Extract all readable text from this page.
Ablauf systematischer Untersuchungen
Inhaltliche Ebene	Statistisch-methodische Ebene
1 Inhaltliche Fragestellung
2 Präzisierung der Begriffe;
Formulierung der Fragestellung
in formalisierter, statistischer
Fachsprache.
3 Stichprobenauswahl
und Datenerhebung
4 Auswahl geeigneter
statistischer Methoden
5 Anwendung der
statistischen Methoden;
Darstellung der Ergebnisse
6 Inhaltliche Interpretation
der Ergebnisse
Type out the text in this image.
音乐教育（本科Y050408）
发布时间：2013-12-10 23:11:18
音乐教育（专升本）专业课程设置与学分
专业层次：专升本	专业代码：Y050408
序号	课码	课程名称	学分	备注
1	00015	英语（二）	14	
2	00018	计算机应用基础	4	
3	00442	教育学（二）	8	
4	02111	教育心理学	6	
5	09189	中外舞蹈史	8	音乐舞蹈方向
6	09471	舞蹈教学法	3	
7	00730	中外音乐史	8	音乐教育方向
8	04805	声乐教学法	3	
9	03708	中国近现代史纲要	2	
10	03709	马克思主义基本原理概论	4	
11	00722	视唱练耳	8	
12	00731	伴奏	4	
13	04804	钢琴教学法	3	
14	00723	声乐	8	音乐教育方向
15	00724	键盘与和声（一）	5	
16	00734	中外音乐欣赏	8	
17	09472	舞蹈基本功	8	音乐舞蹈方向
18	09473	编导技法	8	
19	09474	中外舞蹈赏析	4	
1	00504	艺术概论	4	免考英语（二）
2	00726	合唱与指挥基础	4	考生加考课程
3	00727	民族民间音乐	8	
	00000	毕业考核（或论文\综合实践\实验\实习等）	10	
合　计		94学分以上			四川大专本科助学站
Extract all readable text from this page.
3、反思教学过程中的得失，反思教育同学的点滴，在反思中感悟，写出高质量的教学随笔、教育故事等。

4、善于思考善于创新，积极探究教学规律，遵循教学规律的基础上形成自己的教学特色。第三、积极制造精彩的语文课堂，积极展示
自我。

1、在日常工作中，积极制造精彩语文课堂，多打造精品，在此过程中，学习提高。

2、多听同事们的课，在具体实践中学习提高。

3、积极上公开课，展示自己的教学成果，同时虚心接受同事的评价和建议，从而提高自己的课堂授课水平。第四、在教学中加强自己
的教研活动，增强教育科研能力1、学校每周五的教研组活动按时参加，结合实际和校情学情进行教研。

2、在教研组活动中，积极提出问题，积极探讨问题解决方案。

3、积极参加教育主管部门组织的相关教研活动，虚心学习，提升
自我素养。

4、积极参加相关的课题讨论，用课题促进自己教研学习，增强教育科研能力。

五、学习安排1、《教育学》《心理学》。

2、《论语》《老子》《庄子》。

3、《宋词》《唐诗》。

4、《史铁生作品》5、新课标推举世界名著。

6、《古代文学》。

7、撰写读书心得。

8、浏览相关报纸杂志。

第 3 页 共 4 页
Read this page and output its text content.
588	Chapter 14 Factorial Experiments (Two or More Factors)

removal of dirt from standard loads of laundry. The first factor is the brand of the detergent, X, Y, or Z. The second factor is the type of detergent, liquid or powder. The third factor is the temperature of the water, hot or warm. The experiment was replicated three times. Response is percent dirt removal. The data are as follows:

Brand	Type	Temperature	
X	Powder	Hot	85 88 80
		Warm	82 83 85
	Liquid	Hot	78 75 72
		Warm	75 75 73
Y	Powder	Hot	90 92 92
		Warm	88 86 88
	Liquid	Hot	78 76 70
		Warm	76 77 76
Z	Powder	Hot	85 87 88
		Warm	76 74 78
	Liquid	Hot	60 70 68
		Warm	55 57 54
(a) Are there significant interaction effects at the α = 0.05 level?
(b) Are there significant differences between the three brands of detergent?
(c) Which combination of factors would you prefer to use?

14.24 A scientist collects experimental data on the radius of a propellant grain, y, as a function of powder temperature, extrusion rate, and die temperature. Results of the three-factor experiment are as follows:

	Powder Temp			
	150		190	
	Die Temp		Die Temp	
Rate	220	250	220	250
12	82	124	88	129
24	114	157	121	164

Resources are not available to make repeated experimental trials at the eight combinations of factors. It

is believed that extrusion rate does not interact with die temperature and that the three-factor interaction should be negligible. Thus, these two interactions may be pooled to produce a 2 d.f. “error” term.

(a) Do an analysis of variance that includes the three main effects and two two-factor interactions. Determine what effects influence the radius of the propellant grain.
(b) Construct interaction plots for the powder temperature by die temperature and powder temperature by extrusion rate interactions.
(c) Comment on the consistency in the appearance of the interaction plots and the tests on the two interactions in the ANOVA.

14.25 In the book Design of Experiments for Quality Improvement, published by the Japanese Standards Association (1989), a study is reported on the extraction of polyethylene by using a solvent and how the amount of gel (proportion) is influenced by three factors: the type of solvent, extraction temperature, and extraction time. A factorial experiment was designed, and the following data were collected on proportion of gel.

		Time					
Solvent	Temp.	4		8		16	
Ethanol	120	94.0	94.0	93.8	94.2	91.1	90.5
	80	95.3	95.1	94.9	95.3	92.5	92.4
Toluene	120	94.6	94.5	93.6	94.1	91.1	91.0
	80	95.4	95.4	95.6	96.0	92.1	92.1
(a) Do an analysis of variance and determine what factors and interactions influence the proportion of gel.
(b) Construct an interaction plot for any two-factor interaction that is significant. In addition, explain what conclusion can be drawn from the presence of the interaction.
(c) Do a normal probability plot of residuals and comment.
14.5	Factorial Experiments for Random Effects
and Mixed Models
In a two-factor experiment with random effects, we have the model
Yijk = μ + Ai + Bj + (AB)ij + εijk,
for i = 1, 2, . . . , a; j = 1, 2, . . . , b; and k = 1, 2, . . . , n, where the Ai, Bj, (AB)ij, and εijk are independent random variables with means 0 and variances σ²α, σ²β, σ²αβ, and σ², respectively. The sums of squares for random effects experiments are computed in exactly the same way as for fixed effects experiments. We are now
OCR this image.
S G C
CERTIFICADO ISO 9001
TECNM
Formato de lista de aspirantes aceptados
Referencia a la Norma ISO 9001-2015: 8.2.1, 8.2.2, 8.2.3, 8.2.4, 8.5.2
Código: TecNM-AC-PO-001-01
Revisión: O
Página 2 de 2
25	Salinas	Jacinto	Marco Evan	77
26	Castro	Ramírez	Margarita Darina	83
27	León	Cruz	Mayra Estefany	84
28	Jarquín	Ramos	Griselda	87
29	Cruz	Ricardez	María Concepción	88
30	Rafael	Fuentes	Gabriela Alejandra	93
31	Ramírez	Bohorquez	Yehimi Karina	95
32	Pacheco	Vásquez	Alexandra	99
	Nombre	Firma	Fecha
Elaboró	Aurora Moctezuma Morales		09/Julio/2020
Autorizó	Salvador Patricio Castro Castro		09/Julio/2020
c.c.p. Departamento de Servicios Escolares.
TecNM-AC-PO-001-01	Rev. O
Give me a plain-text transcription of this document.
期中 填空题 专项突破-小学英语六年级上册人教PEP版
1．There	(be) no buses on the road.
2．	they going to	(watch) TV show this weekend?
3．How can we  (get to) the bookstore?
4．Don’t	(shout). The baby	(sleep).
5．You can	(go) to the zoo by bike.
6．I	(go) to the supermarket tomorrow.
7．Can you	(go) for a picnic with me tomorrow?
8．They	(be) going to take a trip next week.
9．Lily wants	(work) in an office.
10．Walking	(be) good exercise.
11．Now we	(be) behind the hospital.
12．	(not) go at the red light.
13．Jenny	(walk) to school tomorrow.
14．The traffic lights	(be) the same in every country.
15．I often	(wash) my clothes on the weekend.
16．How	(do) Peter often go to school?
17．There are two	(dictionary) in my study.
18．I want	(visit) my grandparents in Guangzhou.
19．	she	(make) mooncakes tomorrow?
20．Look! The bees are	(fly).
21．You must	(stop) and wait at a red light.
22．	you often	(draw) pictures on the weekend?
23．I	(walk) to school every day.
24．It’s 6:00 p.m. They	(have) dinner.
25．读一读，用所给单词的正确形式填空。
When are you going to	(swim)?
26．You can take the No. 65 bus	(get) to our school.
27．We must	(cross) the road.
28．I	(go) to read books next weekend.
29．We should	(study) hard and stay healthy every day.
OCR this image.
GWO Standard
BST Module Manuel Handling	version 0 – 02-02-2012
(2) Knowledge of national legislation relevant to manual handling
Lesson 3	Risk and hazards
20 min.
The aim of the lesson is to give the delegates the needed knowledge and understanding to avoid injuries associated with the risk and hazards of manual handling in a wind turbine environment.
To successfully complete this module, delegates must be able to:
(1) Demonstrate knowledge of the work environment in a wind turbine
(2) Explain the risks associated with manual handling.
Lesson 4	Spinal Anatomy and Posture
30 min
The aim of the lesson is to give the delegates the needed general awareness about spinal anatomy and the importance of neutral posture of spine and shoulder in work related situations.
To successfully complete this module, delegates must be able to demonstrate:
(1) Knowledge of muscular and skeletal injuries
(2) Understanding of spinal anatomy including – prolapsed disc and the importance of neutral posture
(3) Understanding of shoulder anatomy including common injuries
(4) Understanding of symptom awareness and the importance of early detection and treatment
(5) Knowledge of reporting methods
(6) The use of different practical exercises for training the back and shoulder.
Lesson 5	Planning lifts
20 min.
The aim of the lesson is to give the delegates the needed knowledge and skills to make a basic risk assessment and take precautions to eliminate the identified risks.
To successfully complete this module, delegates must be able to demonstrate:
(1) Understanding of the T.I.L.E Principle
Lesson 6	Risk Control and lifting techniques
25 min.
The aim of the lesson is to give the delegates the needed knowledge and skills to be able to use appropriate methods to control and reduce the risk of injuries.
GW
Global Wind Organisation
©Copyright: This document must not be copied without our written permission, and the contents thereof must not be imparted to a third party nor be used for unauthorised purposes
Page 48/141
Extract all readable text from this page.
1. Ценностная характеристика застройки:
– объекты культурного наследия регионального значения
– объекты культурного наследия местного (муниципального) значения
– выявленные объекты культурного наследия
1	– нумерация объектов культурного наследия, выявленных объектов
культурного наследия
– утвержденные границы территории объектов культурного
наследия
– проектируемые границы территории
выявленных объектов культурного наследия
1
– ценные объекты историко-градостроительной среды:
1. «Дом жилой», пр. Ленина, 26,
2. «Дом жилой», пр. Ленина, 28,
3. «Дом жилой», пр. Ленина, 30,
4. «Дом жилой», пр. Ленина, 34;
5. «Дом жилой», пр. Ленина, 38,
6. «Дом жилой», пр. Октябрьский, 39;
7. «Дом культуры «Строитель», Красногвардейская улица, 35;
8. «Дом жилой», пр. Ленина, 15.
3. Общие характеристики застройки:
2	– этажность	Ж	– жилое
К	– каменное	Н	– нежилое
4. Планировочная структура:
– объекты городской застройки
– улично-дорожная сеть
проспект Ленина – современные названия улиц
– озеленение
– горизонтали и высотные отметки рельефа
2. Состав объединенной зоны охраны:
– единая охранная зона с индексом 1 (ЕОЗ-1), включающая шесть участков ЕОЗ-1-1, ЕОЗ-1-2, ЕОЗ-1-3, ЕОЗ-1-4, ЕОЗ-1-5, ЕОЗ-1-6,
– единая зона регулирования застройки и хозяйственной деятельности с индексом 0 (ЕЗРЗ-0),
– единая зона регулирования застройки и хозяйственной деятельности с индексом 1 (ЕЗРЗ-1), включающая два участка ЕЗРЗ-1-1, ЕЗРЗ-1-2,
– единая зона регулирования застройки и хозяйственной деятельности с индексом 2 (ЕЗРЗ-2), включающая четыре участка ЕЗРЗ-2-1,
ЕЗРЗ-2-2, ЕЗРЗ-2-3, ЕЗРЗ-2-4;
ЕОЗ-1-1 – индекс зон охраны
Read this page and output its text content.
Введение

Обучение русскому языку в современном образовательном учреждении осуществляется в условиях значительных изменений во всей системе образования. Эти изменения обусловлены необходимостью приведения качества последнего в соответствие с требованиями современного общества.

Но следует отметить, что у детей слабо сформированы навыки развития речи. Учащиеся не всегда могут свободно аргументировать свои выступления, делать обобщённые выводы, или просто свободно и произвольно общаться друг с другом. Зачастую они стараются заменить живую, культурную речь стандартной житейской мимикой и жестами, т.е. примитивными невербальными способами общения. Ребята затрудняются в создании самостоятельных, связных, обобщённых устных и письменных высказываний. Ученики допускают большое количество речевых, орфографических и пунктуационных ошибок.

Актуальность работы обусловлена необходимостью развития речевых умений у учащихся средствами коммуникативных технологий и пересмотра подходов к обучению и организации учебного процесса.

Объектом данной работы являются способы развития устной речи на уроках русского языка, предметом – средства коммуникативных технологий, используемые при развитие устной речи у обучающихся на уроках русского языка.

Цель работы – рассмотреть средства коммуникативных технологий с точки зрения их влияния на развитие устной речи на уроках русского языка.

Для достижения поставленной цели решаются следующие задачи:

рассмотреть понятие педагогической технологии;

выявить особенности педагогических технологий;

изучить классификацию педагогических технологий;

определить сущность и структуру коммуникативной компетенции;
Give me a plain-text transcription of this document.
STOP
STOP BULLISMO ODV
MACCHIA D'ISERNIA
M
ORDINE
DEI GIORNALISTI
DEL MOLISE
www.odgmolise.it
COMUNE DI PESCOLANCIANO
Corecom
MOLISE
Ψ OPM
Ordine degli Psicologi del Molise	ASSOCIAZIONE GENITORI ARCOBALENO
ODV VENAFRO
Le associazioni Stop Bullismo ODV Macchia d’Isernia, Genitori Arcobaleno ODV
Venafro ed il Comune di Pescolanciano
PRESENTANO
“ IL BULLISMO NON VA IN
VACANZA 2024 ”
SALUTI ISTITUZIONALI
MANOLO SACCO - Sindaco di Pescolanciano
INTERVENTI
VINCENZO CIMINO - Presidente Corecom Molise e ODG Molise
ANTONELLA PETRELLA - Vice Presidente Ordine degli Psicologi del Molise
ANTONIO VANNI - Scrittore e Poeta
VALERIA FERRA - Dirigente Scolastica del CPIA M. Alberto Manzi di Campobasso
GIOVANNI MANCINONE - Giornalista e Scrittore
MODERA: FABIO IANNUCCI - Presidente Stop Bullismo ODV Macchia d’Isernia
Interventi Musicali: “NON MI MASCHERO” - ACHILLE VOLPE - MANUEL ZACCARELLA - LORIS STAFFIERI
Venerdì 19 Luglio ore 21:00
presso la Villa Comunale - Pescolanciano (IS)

*Work instructions*
Show every line above in which the word "that" occurs.

*Worked solution*
is believed that extrusion rate does not interact with die temperature and that the three-factor interaction should be negligible. Thus, these two interactions may be pooled to produce a 2 d.f. “error” term.
(a) Do an analysis of variance that includes the three main effects and two two-factor interactions. Determine what effects influence the radius of the propellant grain.
(b) Construct an interaction plot for any two-factor interaction that is significant. In addition, explain what conclusion can be drawn from the presence of the interaction.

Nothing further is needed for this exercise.